▶ _GOAL_: Exactly as written, quote every line that follows, skipping the images.

▶ _AVAILABLE RECORDS_:
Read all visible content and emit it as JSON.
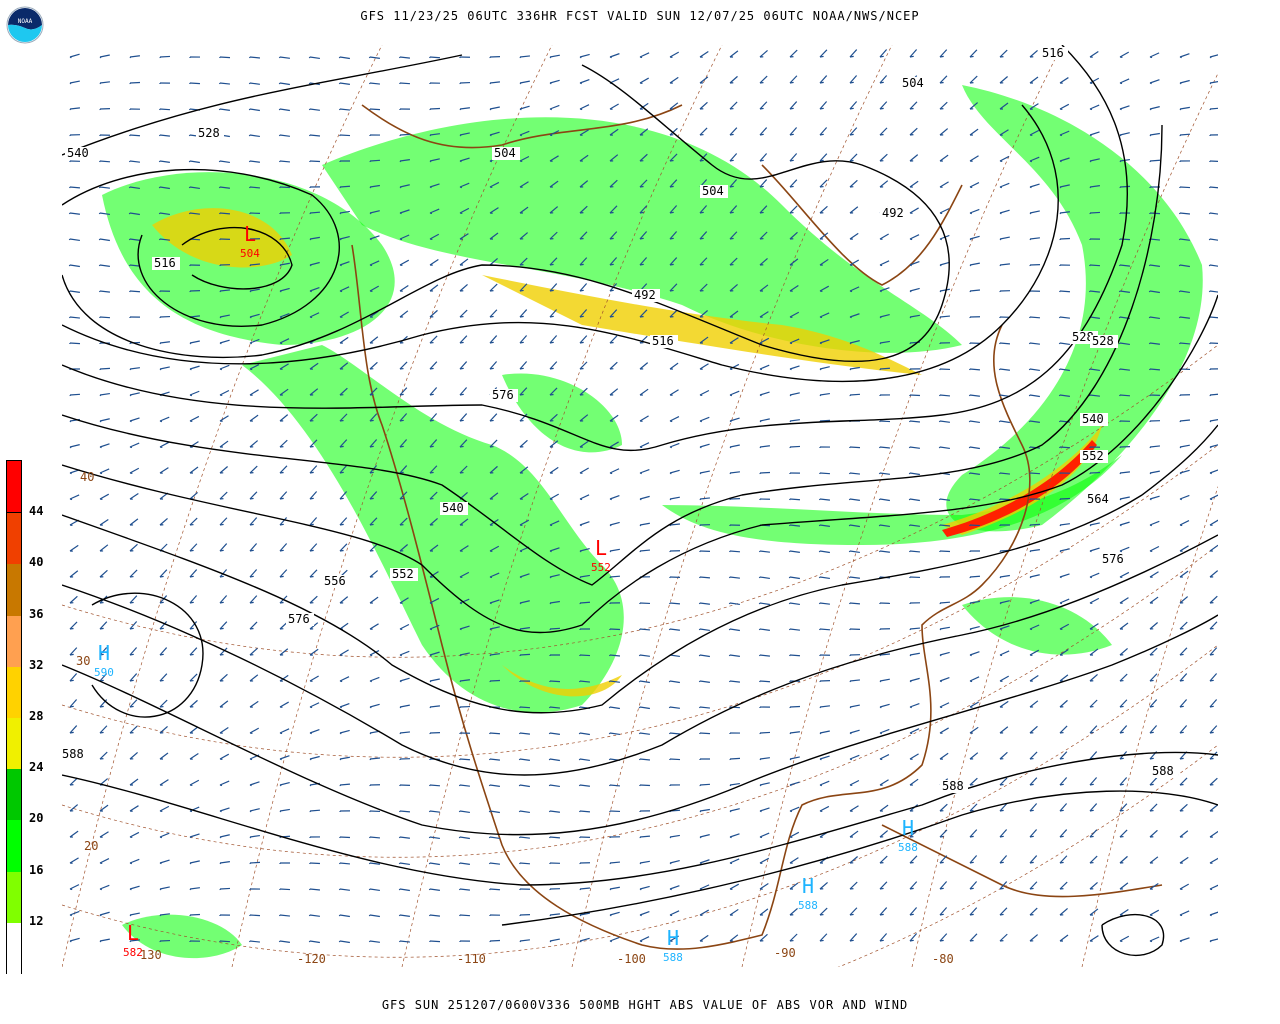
{
  "header": {
    "title": "GFS 11/23/25 06UTC 336HR FCST VALID SUN 12/07/25 06UTC NOAA/NWS/NCEP"
  },
  "footer": {
    "caption": "GFS SUN 251207/0600V336 500MB HGHT ABS VALUE OF ABS VOR AND WIND"
  },
  "logo": {
    "text": "NOAA"
  },
  "legend": {
    "ticks": [
      "12",
      "16",
      "20",
      "24",
      "28",
      "32",
      "36",
      "40",
      "44"
    ],
    "colors": [
      "#ffffff",
      "#80ff00",
      "#00ff00",
      "#00c800",
      "#f0f000",
      "#ffd200",
      "#ffa050",
      "#c87800",
      "#f04000",
      "#ff0000"
    ]
  },
  "map": {
    "contour_color": "#000000",
    "coast_color": "#8b4513",
    "barb_color": "#1f4f8f",
    "contour_labels": [
      "540",
      "528",
      "516",
      "504",
      "492",
      "504",
      "492",
      "516",
      "504",
      "516",
      "528",
      "540",
      "552",
      "564",
      "576",
      "588",
      "552",
      "540",
      "556",
      "576",
      "588",
      "588",
      "576",
      "528"
    ],
    "centers": [
      {
        "type": "L",
        "value": "504",
        "color": "#ff0000"
      },
      {
        "type": "L",
        "value": "552",
        "color": "#ff0000"
      },
      {
        "type": "L",
        "value": "582",
        "color": "#ff0000"
      },
      {
        "type": "H",
        "value": "590",
        "color": "#1eb4ff"
      },
      {
        "type": "H",
        "value": "588",
        "color": "#1eb4ff"
      },
      {
        "type": "H",
        "value": "588",
        "color": "#1eb4ff"
      },
      {
        "type": "H",
        "value": "588",
        "color": "#1eb4ff"
      }
    ],
    "lon_labels": [
      "130",
      "-120",
      "-110",
      "-100",
      "-90",
      "-80"
    ],
    "lat_labels": [
      "40",
      "30",
      "20"
    ]
  }
}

▶ _FINISHED EXERCISE_:
Read all visible content and emit it as JSON.
{
  "header": {
    "title": "GFS 11/23/25 06UTC 336HR FCST VALID SUN 12/07/25 06UTC NOAA/NWS/NCEP"
  },
  "footer": {
    "caption": "GFS SUN 251207/0600V336 500MB HGHT ABS VALUE OF ABS VOR AND WIND"
  },
  "logo": {
    "text": "NOAA"
  },
  "legend": {
    "ticks": [
      "12",
      "16",
      "20",
      "24",
      "28",
      "32",
      "36",
      "40",
      "44"
    ],
    "colors": [
      "#ffffff",
      "#80ff00",
      "#00ff00",
      "#00c800",
      "#f0f000",
      "#ffd200",
      "#ffa050",
      "#c87800",
      "#f04000",
      "#ff0000"
    ]
  },
  "map": {
    "contour_color": "#000000",
    "coast_color": "#8b4513",
    "barb_color": "#1f4f8f",
    "contour_labels": [
      "540",
      "528",
      "516",
      "504",
      "492",
      "504",
      "492",
      "516",
      "504",
      "516",
      "528",
      "540",
      "552",
      "564",
      "576",
      "588",
      "552",
      "540",
      "556",
      "576",
      "588",
      "588",
      "576",
      "528"
    ],
    "centers": [
      {
        "type": "L",
        "value": "504",
        "color": "#ff0000"
      },
      {
        "type": "L",
        "value": "552",
        "color": "#ff0000"
      },
      {
        "type": "L",
        "value": "582",
        "color": "#ff0000"
      },
      {
        "type": "H",
        "value": "590",
        "color": "#1eb4ff"
      },
      {
        "type": "H",
        "value": "588",
        "color": "#1eb4ff"
      },
      {
        "type": "H",
        "value": "588",
        "color": "#1eb4ff"
      },
      {
        "type": "H",
        "value": "588",
        "color": "#1eb4ff"
      }
    ],
    "lon_labels": [
      "130",
      "-120",
      "-110",
      "-100",
      "-90",
      "-80"
    ],
    "lat_labels": [
      "40",
      "30",
      "20"
    ]
  }
}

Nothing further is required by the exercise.